→ **Tasks to complete**:
1) According to the pipe flow text, below what value must the Reynolds number be for the flow to be laminar?
2) Output the stretch of the pipe flow text from "V = average" through "pipe as shown.", unchanged.

Chagen – Poiseville Law

For this, consider or determine the velocity distribution across a section, the ratio of maximum velocity to average velocity, and the shear stress distribution and drop of pressure for a given length.

The flow of the flow would be laminar, if ($R_e$) is less than 2000.

Use $R_e=\dfrac{\rho VD}\mu$

Where $\rho$ is the density of fluid flowing through pipe

V = average velocity of fluid

D= Diameter of pipe

$\mu$ = viscosity of fluid

Consider a horizontal pipe of radius ‘R’. The fluid is flowing from left to right in the pipe as shown.

Consider fluid element of radius ‘r’, sliding in a cylindrical fluid element of radius (r+dr). Let the length of fluid element be ‘dx’. If ‘P’ is intensity of pressure on the face AB, then the intensity of pressure on face CD will be $\left(P+\dfrac{\delta P}{\delta x}dx\right)$.

→ **Page layout parsing data**:
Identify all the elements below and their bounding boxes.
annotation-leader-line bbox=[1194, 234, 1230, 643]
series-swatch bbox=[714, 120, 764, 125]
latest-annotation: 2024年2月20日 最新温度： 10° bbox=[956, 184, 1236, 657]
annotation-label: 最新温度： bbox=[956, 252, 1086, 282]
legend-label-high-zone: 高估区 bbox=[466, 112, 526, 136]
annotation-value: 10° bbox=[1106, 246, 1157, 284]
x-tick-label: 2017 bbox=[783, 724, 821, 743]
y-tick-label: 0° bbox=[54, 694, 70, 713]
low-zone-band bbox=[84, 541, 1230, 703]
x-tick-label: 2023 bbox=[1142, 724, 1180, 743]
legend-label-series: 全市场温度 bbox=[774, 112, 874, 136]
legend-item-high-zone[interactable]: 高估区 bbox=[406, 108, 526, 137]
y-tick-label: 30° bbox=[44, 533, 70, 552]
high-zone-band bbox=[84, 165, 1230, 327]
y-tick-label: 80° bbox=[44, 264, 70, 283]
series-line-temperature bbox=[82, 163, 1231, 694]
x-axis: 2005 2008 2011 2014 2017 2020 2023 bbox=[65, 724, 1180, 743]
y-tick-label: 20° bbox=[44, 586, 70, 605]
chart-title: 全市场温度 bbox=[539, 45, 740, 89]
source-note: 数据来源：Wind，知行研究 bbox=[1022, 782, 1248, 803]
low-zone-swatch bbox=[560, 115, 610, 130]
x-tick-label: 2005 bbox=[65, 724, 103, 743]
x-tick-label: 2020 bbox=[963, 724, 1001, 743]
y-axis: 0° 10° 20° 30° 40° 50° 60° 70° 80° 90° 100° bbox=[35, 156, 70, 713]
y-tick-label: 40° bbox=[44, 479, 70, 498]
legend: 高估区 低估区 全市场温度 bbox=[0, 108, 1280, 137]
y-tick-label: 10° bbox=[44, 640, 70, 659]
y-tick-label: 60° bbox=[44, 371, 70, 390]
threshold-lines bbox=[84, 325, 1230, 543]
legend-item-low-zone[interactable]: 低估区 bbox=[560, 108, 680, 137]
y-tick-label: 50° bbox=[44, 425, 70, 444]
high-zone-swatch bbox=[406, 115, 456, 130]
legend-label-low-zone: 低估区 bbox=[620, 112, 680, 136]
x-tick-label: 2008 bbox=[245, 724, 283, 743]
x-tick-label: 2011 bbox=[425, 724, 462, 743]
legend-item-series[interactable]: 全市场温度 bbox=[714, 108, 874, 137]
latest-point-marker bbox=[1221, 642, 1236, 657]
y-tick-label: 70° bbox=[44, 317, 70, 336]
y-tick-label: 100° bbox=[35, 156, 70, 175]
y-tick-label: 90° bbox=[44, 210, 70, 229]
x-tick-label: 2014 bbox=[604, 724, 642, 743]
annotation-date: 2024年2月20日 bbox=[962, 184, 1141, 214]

→ **Responses per task**:
1) Less than 2000.

2)
V = average velocity of fluid

D= Diameter of pipe

$\mu$ = viscosity of fluid

Consider a horizontal pipe of radius ‘R’. The fluid is flowing from left to right in the pipe as shown.